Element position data
--------------------------------

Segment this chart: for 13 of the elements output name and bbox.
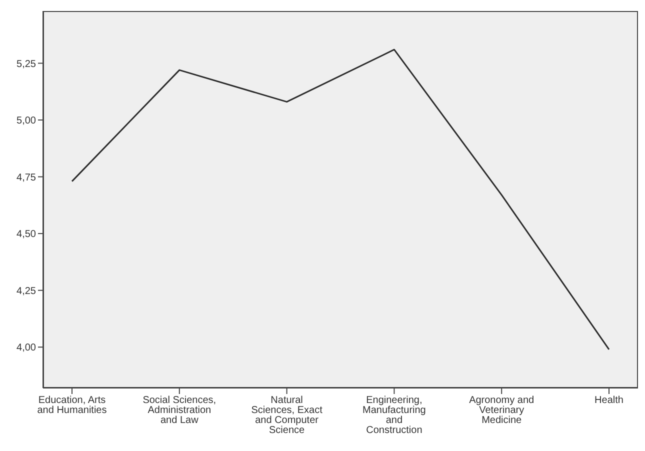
y-tick-label: 4,00	[16, 342, 36, 354]
line-series	[71, 48, 610, 350]
y-tick-label: 4,25	[16, 286, 36, 297]
y-tick-label: 4,50	[16, 229, 36, 240]
x-tick-label: Health	[594, 395, 624, 406]
x-tick-label: Social Sciences, Administration and Law	[142, 395, 216, 426]
y-tick-label: 5,00	[16, 116, 36, 127]
x-tick-label: Education, Arts and Humanities	[37, 395, 107, 416]
y-tick-label: 4,75	[16, 172, 36, 184]
x-tick-label: Agronomy and Veterinary Medicine	[469, 395, 534, 426]
x-tick-label: Natural Sciences, Exact and Computer Science	[251, 395, 323, 436]
x-tick-label: Engineering, Manufacturing and Construction	[362, 395, 426, 436]
y-tick-label: 5,25	[16, 58, 36, 70]
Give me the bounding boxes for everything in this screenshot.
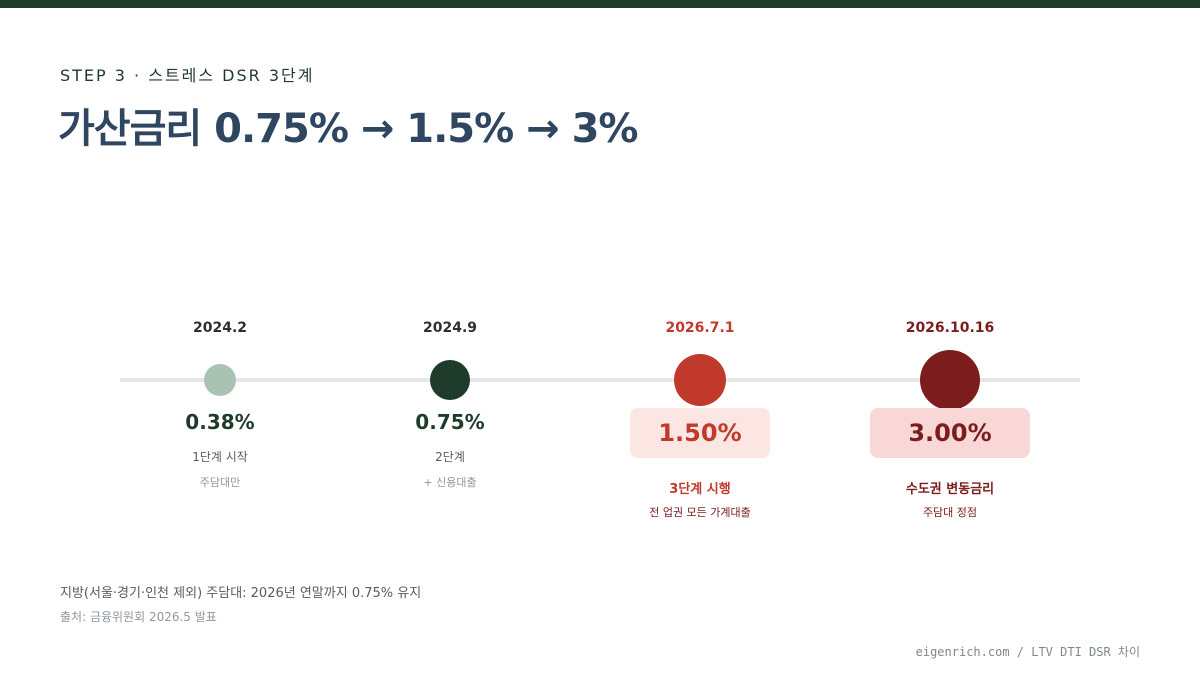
- stage-dot: [204, 364, 236, 396]
- stage-date: 2024.9: [422, 320, 478, 336]
- footnote-regional: 지방(서울·경기·인천 제외) 주담대: 2026년 연말까지 0.75% 유지: [60, 586, 422, 601]
- stage-date: 2026.10.16: [905, 320, 995, 336]
- stage-dot: [920, 350, 980, 410]
- stage-sub: 주담대 정점: [922, 506, 978, 519]
- stage-date: 2026.7.1: [665, 320, 735, 336]
- stage-rate: 0.38%: [185, 410, 255, 434]
- stage-sub: 전 업권 모든 가계대출: [649, 506, 751, 519]
- stage-label: 1단계 시작: [192, 450, 248, 464]
- site-credit: eigenrich.com / LTV DTI DSR 차이: [915, 645, 1140, 659]
- stage-label: 2단계: [435, 450, 465, 464]
- top-accent-bar: [0, 0, 1200, 8]
- eyebrow-label: STEP 3 · 스트레스 DSR 3단계: [60, 66, 315, 85]
- page-title: 가산금리 0.75% → 1.5% → 3%: [58, 106, 638, 152]
- stage-dot: [430, 360, 470, 400]
- stage-label: 3단계 시행: [669, 482, 731, 497]
- stage-rate-highlight: 3.00%: [870, 408, 1030, 458]
- stage-dot: [674, 354, 726, 406]
- stage-date: 2024.2: [192, 320, 248, 336]
- stage-label: 수도권 변동금리: [905, 482, 995, 497]
- stage-rate: 0.75%: [415, 410, 485, 434]
- stage-sub: 주담대만: [199, 476, 241, 489]
- stage-sub: + 신용대출: [423, 476, 477, 489]
- stage-rate-highlight: 1.50%: [630, 408, 770, 458]
- timeline-track: [120, 378, 1080, 382]
- footnote-source: 출처: 금융위원회 2026.5 발표: [60, 610, 217, 624]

--------------------------------

Goal of the exercise:
Copy all of the material above line for line, without changing anything, and leave out the pictures.

Result for this exercise:
Segment this chart: for 13 of the elements output name and bbox.
y-tick-label: 4,00	[16, 342, 36, 354]
line-series	[71, 48, 610, 350]
y-tick-label: 4,25	[16, 286, 36, 297]
y-tick-label: 4,50	[16, 229, 36, 240]
x-tick-label: Health	[594, 395, 624, 406]
x-tick-label: Social Sciences, Administration and Law	[142, 395, 216, 426]
y-tick-label: 5,00	[16, 116, 36, 127]
x-tick-label: Education, Arts and Humanities	[37, 395, 107, 416]
y-tick-label: 4,75	[16, 172, 36, 184]
x-tick-label: Agronomy and Veterinary Medicine	[469, 395, 534, 426]
x-tick-label: Natural Sciences, Exact and Computer Science	[251, 395, 323, 436]
x-tick-label: Engineering, Manufacturing and Construction	[362, 395, 426, 436]
y-tick-label: 5,25	[16, 58, 36, 70]
Give me the bounding boxes for everything in this screenshot.
- stage-dot: [204, 364, 236, 396]
- stage-date: 2024.9: [422, 320, 478, 336]
- footnote-regional: 지방(서울·경기·인천 제외) 주담대: 2026년 연말까지 0.75% 유지: [60, 586, 422, 601]
- stage-date: 2026.10.16: [905, 320, 995, 336]
- stage-dot: [920, 350, 980, 410]
- stage-sub: 주담대 정점: [922, 506, 978, 519]
- stage-date: 2026.7.1: [665, 320, 735, 336]
- stage-rate: 0.38%: [185, 410, 255, 434]
- stage-sub: 전 업권 모든 가계대출: [649, 506, 751, 519]
- stage-label: 1단계 시작: [192, 450, 248, 464]
- site-credit: eigenrich.com / LTV DTI DSR 차이: [915, 645, 1140, 659]
- stage-label: 2단계: [435, 450, 465, 464]
- top-accent-bar: [0, 0, 1200, 8]
- eyebrow-label: STEP 3 · 스트레스 DSR 3단계: [60, 66, 315, 85]
- page-title: 가산금리 0.75% → 1.5% → 3%: [58, 106, 638, 152]
- stage-dot: [430, 360, 470, 400]
- stage-label: 3단계 시행: [669, 482, 731, 497]
- stage-rate-highlight: 3.00%: [870, 408, 1030, 458]
- stage-dot: [674, 354, 726, 406]
- stage-date: 2024.2: [192, 320, 248, 336]
- stage-label: 수도권 변동금리: [905, 482, 995, 497]
- stage-rate: 0.75%: [415, 410, 485, 434]
- stage-sub: 주담대만: [199, 476, 241, 489]
- stage-sub: + 신용대출: [423, 476, 477, 489]
- stage-rate-highlight: 1.50%: [630, 408, 770, 458]
- timeline-track: [120, 378, 1080, 382]
- footnote-source: 출처: 금융위원회 2026.5 발표: [60, 610, 217, 624]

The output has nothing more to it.